(Dataset listings of figures)
--- start ---

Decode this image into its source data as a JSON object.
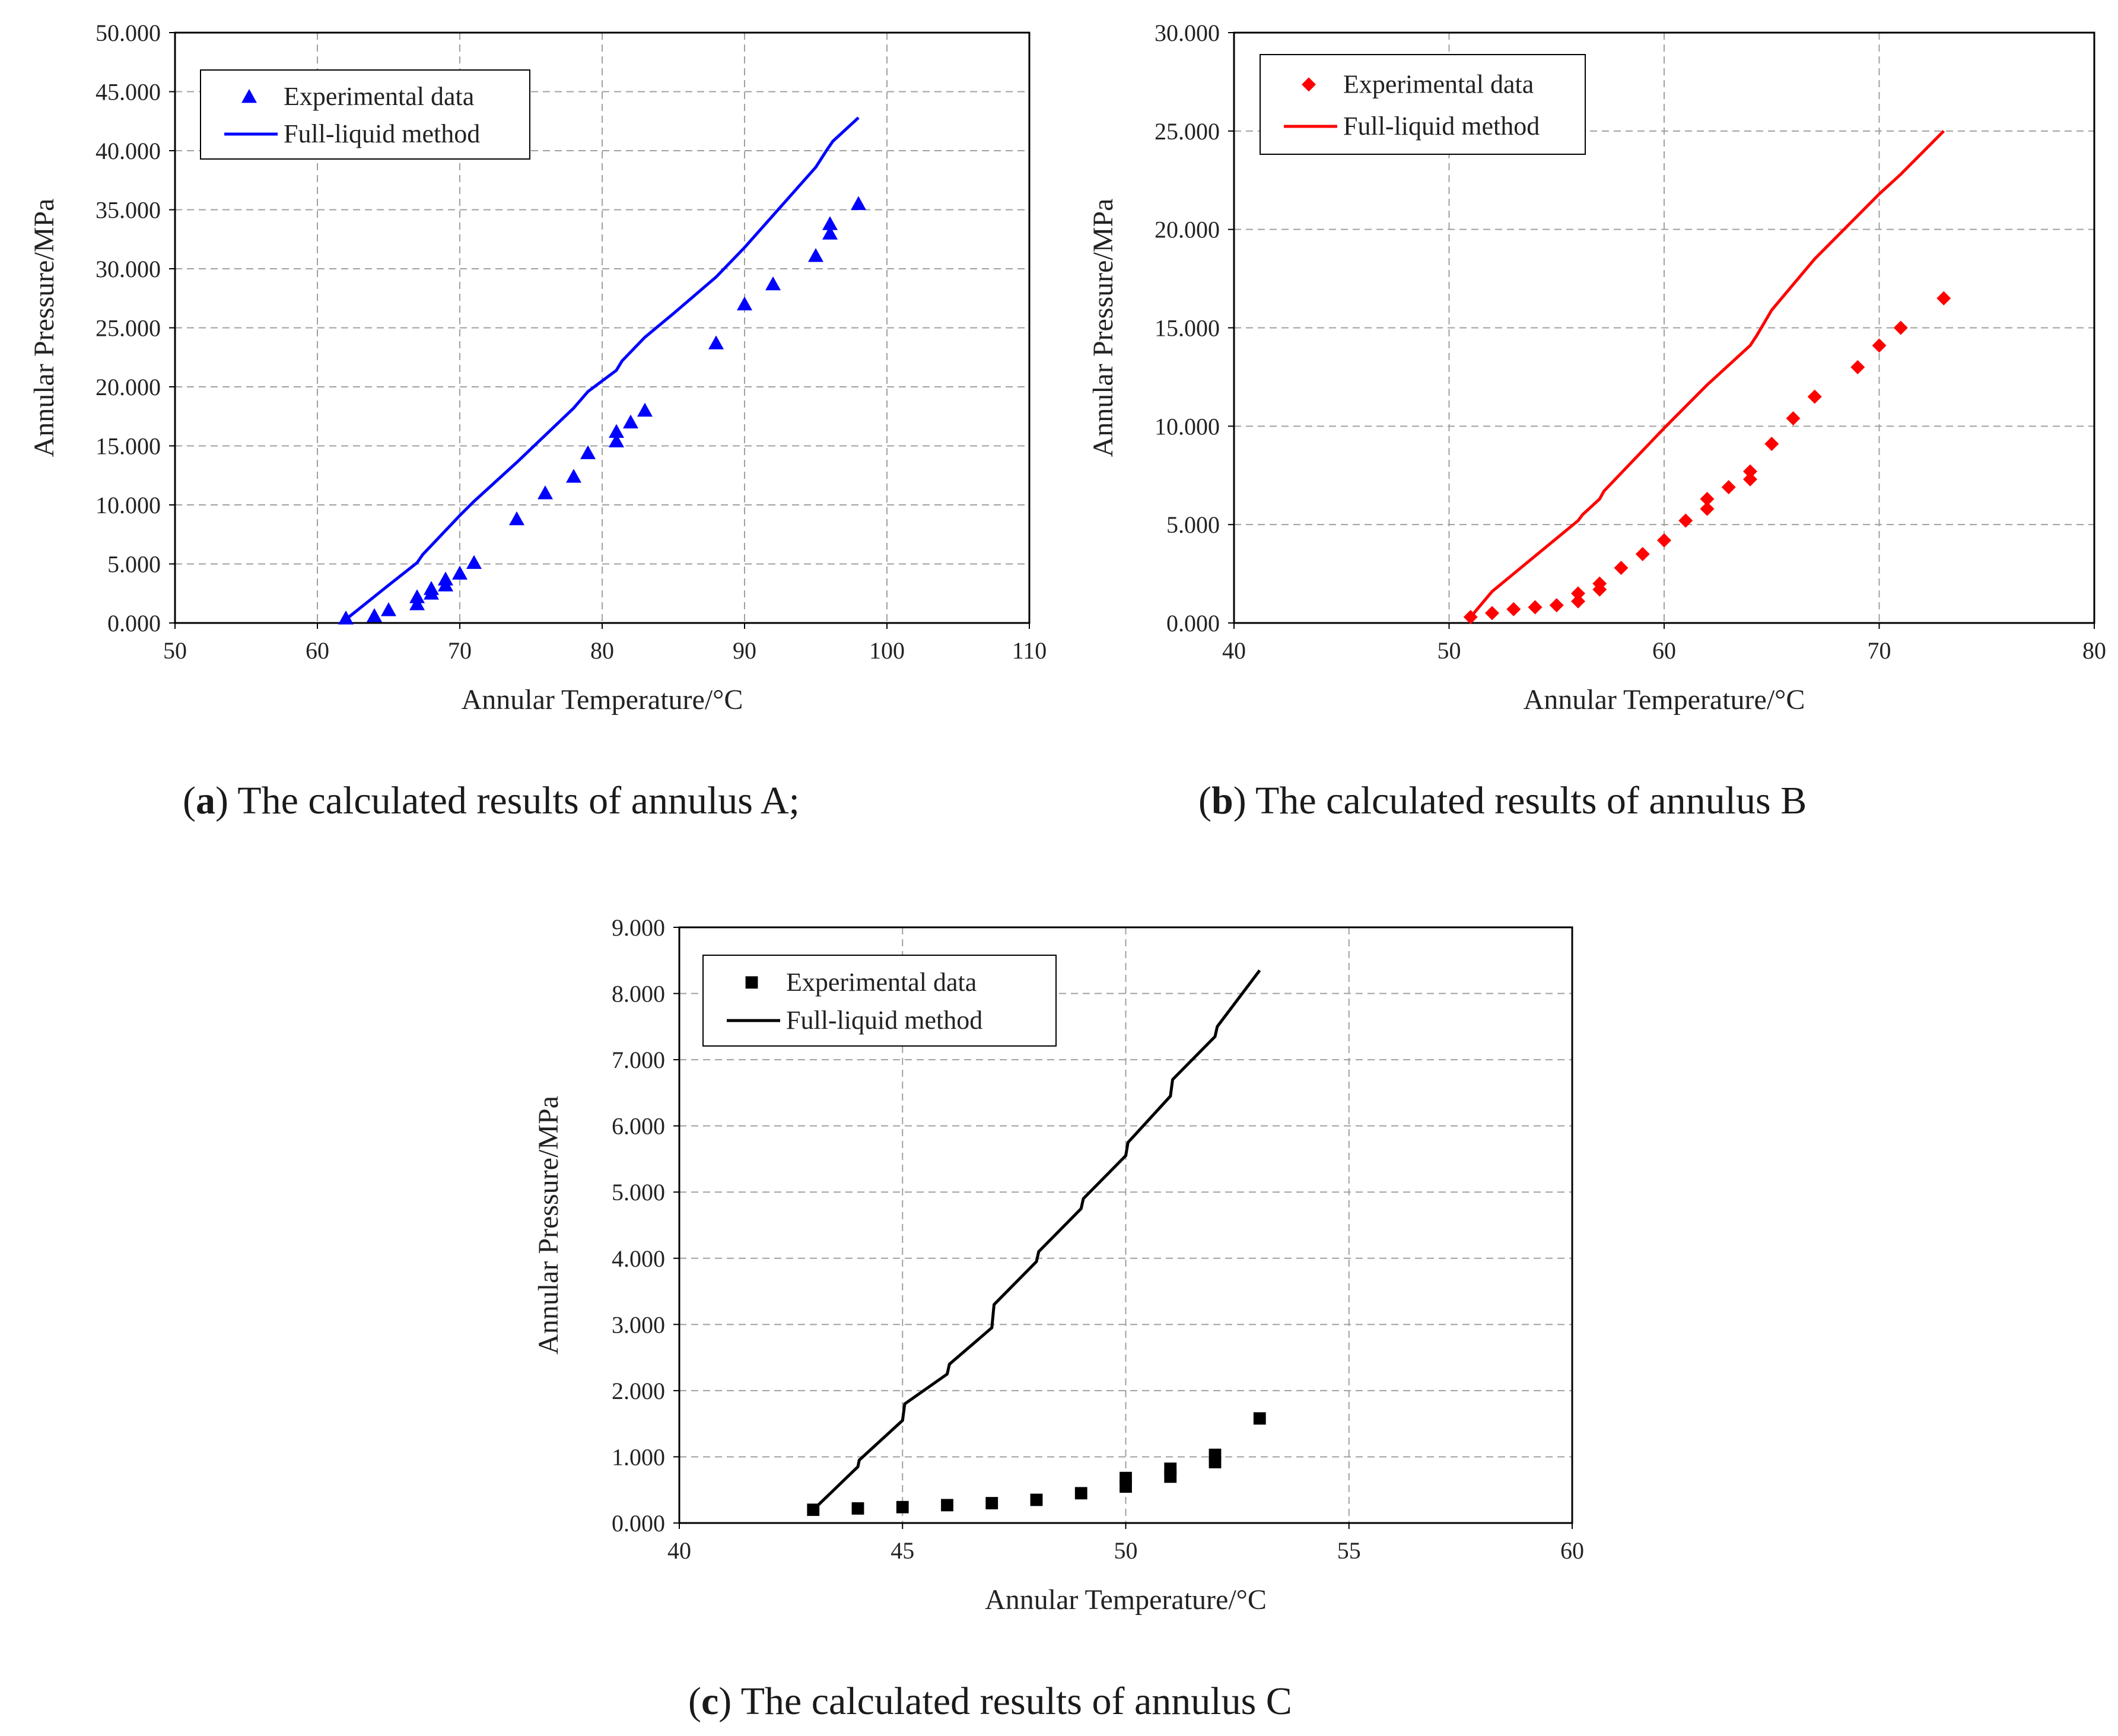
{
  "chart_data": [
    {
      "type": "scatter+line",
      "color": "#0000ff",
      "marker": "triangle",
      "xlabel": "Annular Temperature/°C",
      "ylabel": "Annular Pressure/MPa",
      "xlim": [
        50,
        110
      ],
      "ylim": [
        0,
        50
      ],
      "xticks": [
        50,
        60,
        70,
        80,
        90,
        100,
        110
      ],
      "yticks": [
        0,
        5,
        10,
        15,
        20,
        25,
        30,
        35,
        40,
        45,
        50
      ],
      "xtick_labels": [
        "50",
        "60",
        "70",
        "80",
        "90",
        "100",
        "110"
      ],
      "ytick_labels": [
        "0.000",
        "5.000",
        "10.000",
        "15.000",
        "20.000",
        "25.000",
        "30.000",
        "35.000",
        "40.000",
        "45.000",
        "50.000"
      ],
      "legend": [
        "Experimental data",
        "Full-liquid method"
      ],
      "legend_position": "top-left",
      "grid": true,
      "scatter_name": "Experimental data",
      "scatter": {
        "x": [
          62,
          64,
          65,
          67,
          67,
          68,
          68,
          69,
          69,
          70,
          71,
          74,
          76,
          78,
          79,
          81,
          81,
          82,
          83,
          88,
          90,
          92,
          95,
          96,
          96,
          98
        ],
        "y": [
          0.4,
          0.6,
          1.1,
          1.6,
          2.2,
          2.5,
          2.9,
          3.2,
          3.7,
          4.2,
          5.1,
          8.8,
          11.0,
          12.4,
          14.4,
          15.4,
          16.2,
          17.0,
          18.0,
          23.7,
          27.0,
          28.7,
          31.1,
          33.0,
          33.8,
          35.5
        ]
      },
      "line_name": "Full-liquid method",
      "line": {
        "x": [
          62,
          65,
          67,
          67.4,
          70,
          71,
          74,
          78,
          79,
          81,
          81.4,
          83,
          85,
          88,
          90,
          95,
          95.8,
          96.2,
          98
        ],
        "y": [
          0.3,
          3.2,
          5.1,
          5.8,
          9.1,
          10.3,
          13.6,
          18.2,
          19.6,
          21.4,
          22.2,
          24.2,
          26.2,
          29.3,
          31.8,
          38.6,
          40.1,
          40.8,
          42.8
        ]
      },
      "caption": {
        "letter": "a",
        "text": "The calculated results of annulus A;"
      }
    },
    {
      "type": "scatter+line",
      "color": "#ff0000",
      "marker": "diamond",
      "xlabel": "Annular Temperature/°C",
      "ylabel": "Annular Pressure/MPa",
      "xlim": [
        40,
        80
      ],
      "ylim": [
        0,
        30
      ],
      "xticks": [
        40,
        50,
        60,
        70,
        80
      ],
      "yticks": [
        0,
        5,
        10,
        15,
        20,
        25,
        30
      ],
      "xtick_labels": [
        "40",
        "50",
        "60",
        "70",
        "80"
      ],
      "ytick_labels": [
        "0.000",
        "5.000",
        "10.000",
        "15.000",
        "20.000",
        "25.000",
        "30.000"
      ],
      "legend": [
        "Experimental data",
        "Full-liquid method"
      ],
      "legend_position": "top-left",
      "grid": true,
      "scatter_name": "Experimental data",
      "scatter": {
        "x": [
          51,
          52,
          53,
          54,
          55,
          56,
          56,
          57,
          57,
          58,
          59,
          60,
          61,
          62,
          62,
          63,
          64,
          64,
          65,
          66,
          67,
          69,
          70,
          71,
          73
        ],
        "y": [
          0.3,
          0.5,
          0.7,
          0.8,
          0.9,
          1.1,
          1.5,
          1.7,
          2.0,
          2.8,
          3.5,
          4.2,
          5.2,
          5.8,
          6.3,
          6.9,
          7.3,
          7.7,
          9.1,
          10.4,
          11.5,
          13.0,
          14.1,
          15.0,
          16.5
        ]
      },
      "line_name": "Full-liquid method",
      "line": {
        "x": [
          51,
          52,
          54,
          56,
          56.2,
          57,
          57.2,
          60,
          62,
          64,
          64.3,
          65,
          67,
          70,
          71,
          73
        ],
        "y": [
          0.3,
          1.6,
          3.4,
          5.2,
          5.5,
          6.3,
          6.7,
          9.9,
          12.1,
          14.1,
          14.6,
          15.9,
          18.5,
          21.8,
          22.8,
          25.0
        ]
      },
      "caption": {
        "letter": "b",
        "text": "The calculated results of annulus B"
      }
    },
    {
      "type": "scatter+line",
      "color": "#000000",
      "marker": "square",
      "xlabel": "Annular Temperature/°C",
      "ylabel": "Annular Pressure/MPa",
      "xlim": [
        40,
        60
      ],
      "ylim": [
        0,
        9
      ],
      "xticks": [
        40,
        45,
        50,
        55,
        60
      ],
      "yticks": [
        0,
        1,
        2,
        3,
        4,
        5,
        6,
        7,
        8,
        9
      ],
      "xtick_labels": [
        "40",
        "45",
        "50",
        "55",
        "60"
      ],
      "ytick_labels": [
        "0.000",
        "1.000",
        "2.000",
        "3.000",
        "4.000",
        "5.000",
        "6.000",
        "7.000",
        "8.000",
        "9.000"
      ],
      "legend": [
        "Experimental data",
        "Full-liquid method"
      ],
      "legend_position": "top-left",
      "grid": true,
      "scatter_name": "Experimental data",
      "scatter": {
        "x": [
          43,
          44,
          45,
          46,
          47,
          48,
          49,
          50,
          50,
          51,
          51,
          52,
          52,
          53
        ],
        "y": [
          0.2,
          0.22,
          0.24,
          0.27,
          0.3,
          0.35,
          0.45,
          0.55,
          0.68,
          0.7,
          0.82,
          0.92,
          1.03,
          1.58
        ]
      },
      "line_name": "Full-liquid method",
      "line": {
        "x": [
          43,
          44,
          44,
          44.03,
          45,
          45,
          45.05,
          46,
          46,
          46.05,
          47,
          47,
          47.05,
          48,
          48,
          48.05,
          49,
          49,
          49.05,
          50,
          50,
          50.05,
          51,
          51,
          51.05,
          52,
          52,
          52.05,
          53
        ],
        "y": [
          0.2,
          0.85,
          0.85,
          0.95,
          1.55,
          1.55,
          1.8,
          2.25,
          2.25,
          2.4,
          2.95,
          2.95,
          3.3,
          3.95,
          3.95,
          4.1,
          4.75,
          4.75,
          4.9,
          5.55,
          5.55,
          5.75,
          6.45,
          6.45,
          6.7,
          7.35,
          7.35,
          7.5,
          8.35
        ]
      },
      "caption": {
        "letter": "c",
        "text": "The calculated results of annulus C"
      }
    }
  ]
}
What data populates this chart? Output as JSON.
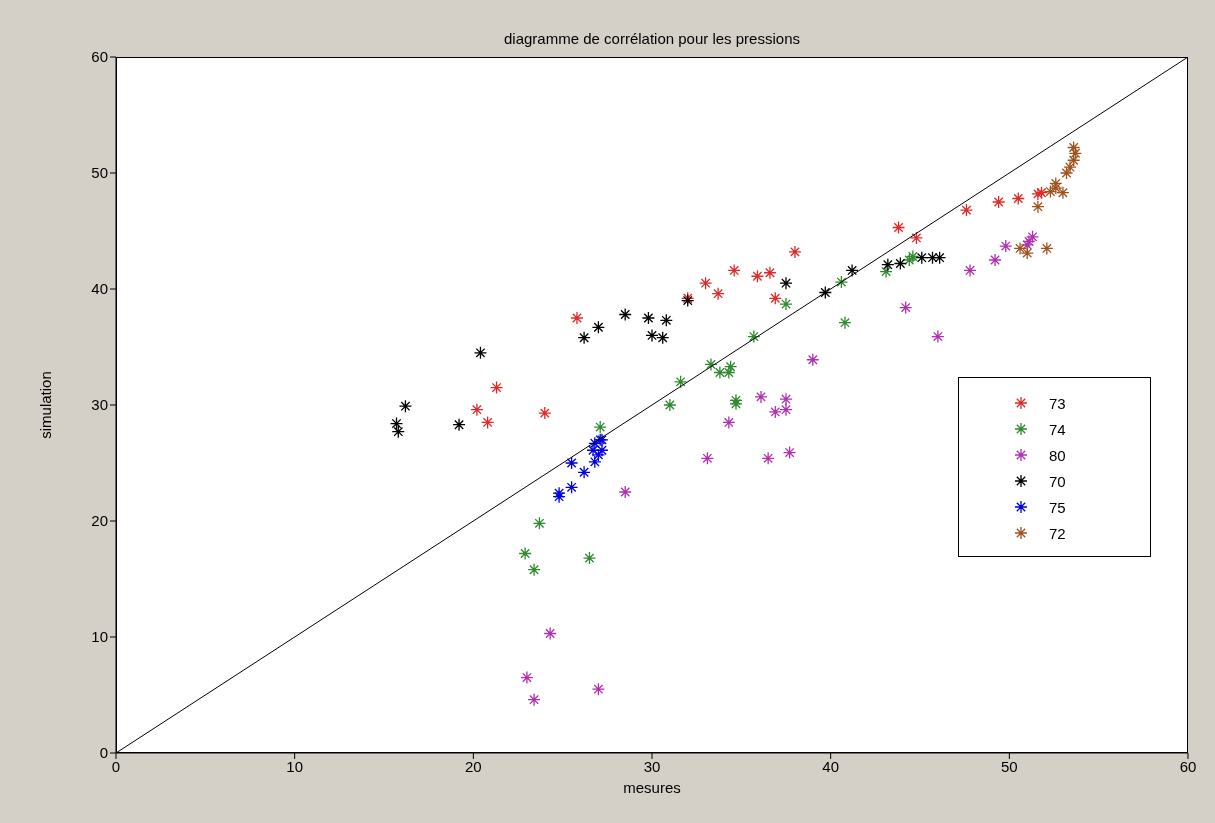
{
  "chart_data": {
    "type": "scatter",
    "title": "diagramme de corrélation pour les pressions",
    "xlabel": "mesures",
    "ylabel": "simulation",
    "xlim": [
      0,
      60
    ],
    "ylim": [
      0,
      60
    ],
    "xticks": [
      0,
      10,
      20,
      30,
      40,
      50,
      60
    ],
    "yticks": [
      0,
      10,
      20,
      30,
      40,
      50,
      60
    ],
    "legend": "right",
    "marker": "cross",
    "series": [
      {
        "name": "73",
        "color": "#e02a2a",
        "x": [
          25.8,
          21.3,
          20.2,
          20.8,
          24.0,
          32.0,
          33.0,
          34.6,
          33.7,
          35.9,
          36.6,
          36.9,
          38.0,
          43.8,
          44.8,
          47.6,
          49.4,
          50.5,
          51.6,
          51.8
        ],
        "values": [
          37.5,
          31.5,
          29.6,
          28.5,
          29.3,
          39.2,
          40.5,
          41.6,
          39.6,
          41.1,
          41.4,
          39.2,
          43.2,
          45.3,
          44.4,
          46.8,
          47.5,
          47.8,
          48.2,
          48.3
        ]
      },
      {
        "name": "74",
        "color": "#2e8b2e",
        "x": [
          27.1,
          31.0,
          31.6,
          33.3,
          33.8,
          34.4,
          34.3,
          34.7,
          34.7,
          35.7,
          37.5,
          23.7,
          22.9,
          23.4,
          26.5,
          40.8,
          40.6,
          43.1,
          44.4,
          44.6
        ],
        "values": [
          28.1,
          30.0,
          32.0,
          33.5,
          32.8,
          33.3,
          32.8,
          30.4,
          30.1,
          35.9,
          38.7,
          19.8,
          17.2,
          15.8,
          16.8,
          37.1,
          40.6,
          41.5,
          42.5,
          42.8
        ]
      },
      {
        "name": "80",
        "color": "#b030b0",
        "x": [
          28.5,
          24.3,
          23.0,
          23.4,
          27.0,
          33.1,
          36.5,
          37.7,
          34.3,
          36.1,
          37.5,
          36.9,
          37.5,
          39.0,
          44.2,
          46.0,
          47.8,
          49.2,
          49.8,
          51.1,
          51.3,
          51.0
        ],
        "values": [
          22.5,
          10.3,
          6.5,
          4.6,
          5.5,
          25.4,
          25.4,
          25.9,
          28.5,
          30.7,
          30.5,
          29.4,
          29.6,
          33.9,
          38.4,
          35.9,
          41.6,
          42.5,
          43.7,
          44.1,
          44.5,
          43.8
        ]
      },
      {
        "name": "70",
        "color": "#000000",
        "x": [
          16.2,
          15.7,
          15.8,
          19.2,
          20.4,
          26.2,
          27.0,
          28.5,
          29.8,
          30.8,
          30.0,
          30.6,
          32.0,
          37.5,
          39.7,
          41.2,
          43.2,
          43.9,
          45.1,
          45.7,
          46.1
        ],
        "values": [
          29.9,
          28.4,
          27.7,
          28.3,
          34.5,
          35.8,
          36.7,
          37.8,
          37.5,
          37.3,
          36.0,
          35.8,
          39.0,
          40.5,
          39.7,
          41.6,
          42.1,
          42.2,
          42.7,
          42.7,
          42.7
        ]
      },
      {
        "name": "75",
        "color": "#0000e0",
        "x": [
          25.5,
          26.2,
          25.5,
          24.8,
          24.8,
          26.8,
          27.0,
          26.8,
          27.2,
          26.7,
          27.1,
          27.2
        ],
        "values": [
          25.0,
          24.2,
          22.9,
          22.4,
          22.1,
          26.7,
          25.7,
          25.1,
          26.1,
          26.1,
          27.0,
          27.0
        ]
      },
      {
        "name": "72",
        "color": "#a0521e",
        "x": [
          53.6,
          53.7,
          53.6,
          53.4,
          53.2,
          52.6,
          52.6,
          53.0,
          52.3,
          51.6,
          52.1,
          51.0,
          50.6
        ],
        "values": [
          52.2,
          51.7,
          51.1,
          50.5,
          50.0,
          49.1,
          48.7,
          48.3,
          48.4,
          47.1,
          43.5,
          43.1,
          43.5
        ]
      },
      {
        "type": "line",
        "marker": "none",
        "color": "#000000",
        "x": [
          0,
          60
        ],
        "values": [
          0,
          60
        ]
      }
    ]
  }
}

--- end ---

## SHORT EXERCISE
Report the count of lines in the entries that contain the string "marker", and nothing besides it.

## EXERCISE OUTPUT
5